What the exercise asks.
Every line that includes the word "emissions" is to be listed.

Source records.
------------------------------------------------------------------------

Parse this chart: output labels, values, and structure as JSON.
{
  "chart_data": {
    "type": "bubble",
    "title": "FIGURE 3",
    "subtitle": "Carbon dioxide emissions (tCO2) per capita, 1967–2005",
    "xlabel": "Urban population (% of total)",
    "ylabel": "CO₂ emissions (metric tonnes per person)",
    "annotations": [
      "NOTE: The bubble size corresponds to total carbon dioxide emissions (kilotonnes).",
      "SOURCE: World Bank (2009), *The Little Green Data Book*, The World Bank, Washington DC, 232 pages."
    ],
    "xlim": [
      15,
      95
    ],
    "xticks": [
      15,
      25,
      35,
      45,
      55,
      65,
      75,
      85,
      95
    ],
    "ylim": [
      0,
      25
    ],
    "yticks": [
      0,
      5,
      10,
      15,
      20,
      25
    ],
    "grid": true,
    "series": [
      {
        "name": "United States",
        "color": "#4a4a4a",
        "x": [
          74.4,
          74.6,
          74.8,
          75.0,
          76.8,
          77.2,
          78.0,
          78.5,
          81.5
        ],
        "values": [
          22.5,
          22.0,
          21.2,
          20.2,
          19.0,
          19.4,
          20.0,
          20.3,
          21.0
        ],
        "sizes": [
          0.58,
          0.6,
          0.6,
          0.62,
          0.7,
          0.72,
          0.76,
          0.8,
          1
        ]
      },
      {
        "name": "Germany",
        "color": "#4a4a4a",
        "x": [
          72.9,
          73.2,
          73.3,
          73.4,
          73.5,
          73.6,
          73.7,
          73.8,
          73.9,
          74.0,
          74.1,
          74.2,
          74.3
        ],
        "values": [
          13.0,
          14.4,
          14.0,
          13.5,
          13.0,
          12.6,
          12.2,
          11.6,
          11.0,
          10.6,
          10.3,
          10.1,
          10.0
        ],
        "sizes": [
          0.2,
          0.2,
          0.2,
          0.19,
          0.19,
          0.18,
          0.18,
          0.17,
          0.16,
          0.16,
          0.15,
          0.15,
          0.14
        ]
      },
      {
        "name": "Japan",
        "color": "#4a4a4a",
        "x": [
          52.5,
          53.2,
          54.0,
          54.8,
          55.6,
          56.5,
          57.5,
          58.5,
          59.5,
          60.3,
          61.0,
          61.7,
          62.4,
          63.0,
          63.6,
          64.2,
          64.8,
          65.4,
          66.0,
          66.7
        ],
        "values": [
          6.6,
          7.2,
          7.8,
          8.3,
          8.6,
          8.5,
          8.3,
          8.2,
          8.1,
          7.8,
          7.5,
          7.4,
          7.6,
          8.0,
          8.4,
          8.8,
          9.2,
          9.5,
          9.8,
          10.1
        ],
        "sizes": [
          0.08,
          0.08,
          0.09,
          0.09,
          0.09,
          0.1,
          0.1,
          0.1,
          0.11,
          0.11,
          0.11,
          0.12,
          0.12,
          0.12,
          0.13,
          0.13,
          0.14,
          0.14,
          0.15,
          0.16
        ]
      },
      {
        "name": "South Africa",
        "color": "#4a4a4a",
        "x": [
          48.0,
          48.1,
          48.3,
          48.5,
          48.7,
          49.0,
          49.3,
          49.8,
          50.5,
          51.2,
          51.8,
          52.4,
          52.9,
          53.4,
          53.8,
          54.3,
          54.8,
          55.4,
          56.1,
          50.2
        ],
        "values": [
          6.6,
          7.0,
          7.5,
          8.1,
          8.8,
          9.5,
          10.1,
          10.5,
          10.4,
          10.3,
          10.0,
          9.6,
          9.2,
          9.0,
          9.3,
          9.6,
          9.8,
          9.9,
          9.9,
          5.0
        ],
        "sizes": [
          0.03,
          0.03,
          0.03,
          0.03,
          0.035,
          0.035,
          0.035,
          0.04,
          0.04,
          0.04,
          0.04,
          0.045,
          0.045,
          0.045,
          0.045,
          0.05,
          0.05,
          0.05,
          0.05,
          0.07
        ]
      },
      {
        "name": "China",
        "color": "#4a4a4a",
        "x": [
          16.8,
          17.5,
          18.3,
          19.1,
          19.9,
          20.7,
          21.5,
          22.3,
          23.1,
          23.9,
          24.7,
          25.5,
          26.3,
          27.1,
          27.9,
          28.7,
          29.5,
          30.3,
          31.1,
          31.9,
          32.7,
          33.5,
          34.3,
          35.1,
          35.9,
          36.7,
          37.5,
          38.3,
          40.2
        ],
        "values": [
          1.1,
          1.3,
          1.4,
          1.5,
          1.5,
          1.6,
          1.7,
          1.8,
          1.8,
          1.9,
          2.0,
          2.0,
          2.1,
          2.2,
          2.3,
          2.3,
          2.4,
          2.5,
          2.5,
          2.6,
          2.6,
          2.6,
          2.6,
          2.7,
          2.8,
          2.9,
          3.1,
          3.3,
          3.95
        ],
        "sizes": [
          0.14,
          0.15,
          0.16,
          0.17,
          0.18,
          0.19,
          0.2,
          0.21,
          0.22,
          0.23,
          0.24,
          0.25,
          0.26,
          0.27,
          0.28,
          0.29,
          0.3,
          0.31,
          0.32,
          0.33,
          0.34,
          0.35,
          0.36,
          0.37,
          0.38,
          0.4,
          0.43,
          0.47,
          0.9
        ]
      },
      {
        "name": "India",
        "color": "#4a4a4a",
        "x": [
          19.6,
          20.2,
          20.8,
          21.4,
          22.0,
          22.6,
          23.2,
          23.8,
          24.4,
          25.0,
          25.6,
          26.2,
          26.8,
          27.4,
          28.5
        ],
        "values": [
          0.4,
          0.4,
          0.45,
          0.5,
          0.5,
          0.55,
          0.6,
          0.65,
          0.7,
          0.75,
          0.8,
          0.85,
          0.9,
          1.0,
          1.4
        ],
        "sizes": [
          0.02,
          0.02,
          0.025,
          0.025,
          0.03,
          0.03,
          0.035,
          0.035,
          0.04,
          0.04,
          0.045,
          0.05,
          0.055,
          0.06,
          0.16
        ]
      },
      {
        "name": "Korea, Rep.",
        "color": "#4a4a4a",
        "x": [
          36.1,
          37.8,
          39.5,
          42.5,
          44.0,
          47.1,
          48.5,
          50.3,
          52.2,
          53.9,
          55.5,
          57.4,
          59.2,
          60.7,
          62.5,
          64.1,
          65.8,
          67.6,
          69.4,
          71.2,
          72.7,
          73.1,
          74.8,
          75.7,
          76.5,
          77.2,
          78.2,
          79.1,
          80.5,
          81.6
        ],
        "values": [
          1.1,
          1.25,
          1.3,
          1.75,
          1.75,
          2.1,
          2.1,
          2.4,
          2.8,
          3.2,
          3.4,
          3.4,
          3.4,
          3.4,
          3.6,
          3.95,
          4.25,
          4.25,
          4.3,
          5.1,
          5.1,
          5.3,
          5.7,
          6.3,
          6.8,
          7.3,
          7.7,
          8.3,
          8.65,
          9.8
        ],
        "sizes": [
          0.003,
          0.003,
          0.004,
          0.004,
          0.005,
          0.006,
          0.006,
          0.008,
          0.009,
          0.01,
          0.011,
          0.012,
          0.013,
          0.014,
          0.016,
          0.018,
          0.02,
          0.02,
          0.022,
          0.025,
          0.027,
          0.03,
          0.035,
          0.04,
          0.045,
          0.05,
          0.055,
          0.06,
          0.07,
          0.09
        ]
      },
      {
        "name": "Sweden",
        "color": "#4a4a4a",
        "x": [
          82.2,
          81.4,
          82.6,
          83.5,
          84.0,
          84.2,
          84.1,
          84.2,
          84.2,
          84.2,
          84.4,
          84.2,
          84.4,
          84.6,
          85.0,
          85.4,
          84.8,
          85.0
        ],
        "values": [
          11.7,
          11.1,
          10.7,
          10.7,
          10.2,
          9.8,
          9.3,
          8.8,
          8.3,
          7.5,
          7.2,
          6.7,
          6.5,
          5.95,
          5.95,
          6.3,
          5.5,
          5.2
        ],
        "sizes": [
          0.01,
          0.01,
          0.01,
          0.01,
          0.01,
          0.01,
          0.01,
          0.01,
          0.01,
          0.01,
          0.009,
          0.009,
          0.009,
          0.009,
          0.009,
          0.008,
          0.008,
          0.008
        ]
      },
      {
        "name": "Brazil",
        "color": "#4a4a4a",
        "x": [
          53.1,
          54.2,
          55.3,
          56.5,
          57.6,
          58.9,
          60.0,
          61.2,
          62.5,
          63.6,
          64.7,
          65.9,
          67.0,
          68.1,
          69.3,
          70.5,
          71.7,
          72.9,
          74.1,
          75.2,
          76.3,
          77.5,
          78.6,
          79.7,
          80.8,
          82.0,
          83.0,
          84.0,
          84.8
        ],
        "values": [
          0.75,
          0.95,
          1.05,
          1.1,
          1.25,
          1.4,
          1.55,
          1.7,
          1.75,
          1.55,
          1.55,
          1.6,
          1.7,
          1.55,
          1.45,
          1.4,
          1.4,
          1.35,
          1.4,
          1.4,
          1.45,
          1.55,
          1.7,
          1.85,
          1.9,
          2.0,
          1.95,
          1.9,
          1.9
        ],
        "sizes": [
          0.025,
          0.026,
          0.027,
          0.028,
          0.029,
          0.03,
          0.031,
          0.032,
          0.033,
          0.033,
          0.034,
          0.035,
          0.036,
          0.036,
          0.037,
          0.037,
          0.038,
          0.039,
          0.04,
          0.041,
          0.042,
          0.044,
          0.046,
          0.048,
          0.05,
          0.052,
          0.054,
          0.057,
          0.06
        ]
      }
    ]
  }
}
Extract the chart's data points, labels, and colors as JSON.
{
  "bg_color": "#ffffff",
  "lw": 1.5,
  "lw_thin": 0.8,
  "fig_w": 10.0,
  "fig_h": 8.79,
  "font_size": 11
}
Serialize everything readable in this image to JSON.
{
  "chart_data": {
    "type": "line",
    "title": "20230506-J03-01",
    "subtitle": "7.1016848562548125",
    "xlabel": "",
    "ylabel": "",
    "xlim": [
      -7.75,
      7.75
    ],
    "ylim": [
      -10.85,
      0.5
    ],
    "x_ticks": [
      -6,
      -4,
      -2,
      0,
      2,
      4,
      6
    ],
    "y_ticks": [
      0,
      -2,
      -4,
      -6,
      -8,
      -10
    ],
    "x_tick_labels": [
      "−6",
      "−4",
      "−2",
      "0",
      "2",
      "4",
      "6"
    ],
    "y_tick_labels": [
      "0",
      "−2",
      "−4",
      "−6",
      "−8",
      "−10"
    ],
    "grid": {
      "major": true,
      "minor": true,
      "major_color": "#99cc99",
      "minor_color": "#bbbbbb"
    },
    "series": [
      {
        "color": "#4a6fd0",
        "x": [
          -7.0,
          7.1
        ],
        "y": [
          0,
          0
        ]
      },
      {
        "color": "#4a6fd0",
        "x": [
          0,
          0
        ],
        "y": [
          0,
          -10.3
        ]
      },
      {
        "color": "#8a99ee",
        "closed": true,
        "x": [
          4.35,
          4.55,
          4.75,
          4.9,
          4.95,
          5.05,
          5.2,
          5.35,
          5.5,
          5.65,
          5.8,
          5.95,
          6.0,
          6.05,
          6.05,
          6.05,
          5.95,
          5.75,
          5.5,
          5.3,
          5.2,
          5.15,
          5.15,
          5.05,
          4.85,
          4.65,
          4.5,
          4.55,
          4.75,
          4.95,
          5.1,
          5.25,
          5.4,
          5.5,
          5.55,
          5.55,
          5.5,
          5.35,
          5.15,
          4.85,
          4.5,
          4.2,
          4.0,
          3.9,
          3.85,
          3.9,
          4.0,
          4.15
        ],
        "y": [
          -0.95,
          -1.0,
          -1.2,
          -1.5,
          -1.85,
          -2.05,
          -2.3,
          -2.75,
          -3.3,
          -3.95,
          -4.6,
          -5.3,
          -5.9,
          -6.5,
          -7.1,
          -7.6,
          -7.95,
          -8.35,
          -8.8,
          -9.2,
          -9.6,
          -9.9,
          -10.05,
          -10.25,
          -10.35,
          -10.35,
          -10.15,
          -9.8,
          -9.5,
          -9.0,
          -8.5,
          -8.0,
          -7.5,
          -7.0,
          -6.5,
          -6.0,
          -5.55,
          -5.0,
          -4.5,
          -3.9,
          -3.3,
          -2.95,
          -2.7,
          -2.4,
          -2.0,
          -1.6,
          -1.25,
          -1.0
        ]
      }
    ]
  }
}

------------------------------------------------------------------------

Solution for this problem.
    "subtitle": "Carbon dioxide emissions (tCO2) per capita, 1967–2005",
    "ylabel": "CO₂ emissions (metric tonnes per person)",
      "NOTE: The bubble size corresponds to total carbon dioxide emissions (kilotonnes).",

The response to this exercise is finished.